==== Input material ====
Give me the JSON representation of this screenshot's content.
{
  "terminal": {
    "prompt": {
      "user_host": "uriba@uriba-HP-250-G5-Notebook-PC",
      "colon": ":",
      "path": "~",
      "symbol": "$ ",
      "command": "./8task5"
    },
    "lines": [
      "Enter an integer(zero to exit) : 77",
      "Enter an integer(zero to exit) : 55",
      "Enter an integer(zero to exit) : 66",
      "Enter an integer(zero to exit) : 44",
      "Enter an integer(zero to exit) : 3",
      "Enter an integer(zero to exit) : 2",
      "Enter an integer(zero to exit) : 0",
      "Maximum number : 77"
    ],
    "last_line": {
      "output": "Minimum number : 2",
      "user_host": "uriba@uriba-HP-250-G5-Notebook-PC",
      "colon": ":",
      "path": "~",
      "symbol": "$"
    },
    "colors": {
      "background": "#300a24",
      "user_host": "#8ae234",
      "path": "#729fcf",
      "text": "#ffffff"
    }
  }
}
====
Copy out all of the lines above exactly.

- [Response]
Give me the JSON representation of this screenshot's content.
{
  "terminal": {
    "prompt": {
      "user_host": "uriba@uriba-HP-250-G5-Notebook-PC",
      "colon": ":",
      "path": "~",
      "symbol": "$ ",
      "command": "./8task5"
    },
    "lines": [
      "Enter an integer(zero to exit) : 77",
      "Enter an integer(zero to exit) : 55",
      "Enter an integer(zero to exit) : 66",
      "Enter an integer(zero to exit) : 44",
      "Enter an integer(zero to exit) : 3",
      "Enter an integer(zero to exit) : 2",
      "Enter an integer(zero to exit) : 0",
      "Maximum number : 77"
    ],
    "last_line": {
      "output": "Minimum number : 2",
      "user_host": "uriba@uriba-HP-250-G5-Notebook-PC",
      "colon": ":",
      "path": "~",
      "symbol": "$"
    },
    "colors": {
      "background": "#300a24",
      "user_host": "#8ae234",
      "path": "#729fcf",
      "text": "#ffffff"
    }
  }
}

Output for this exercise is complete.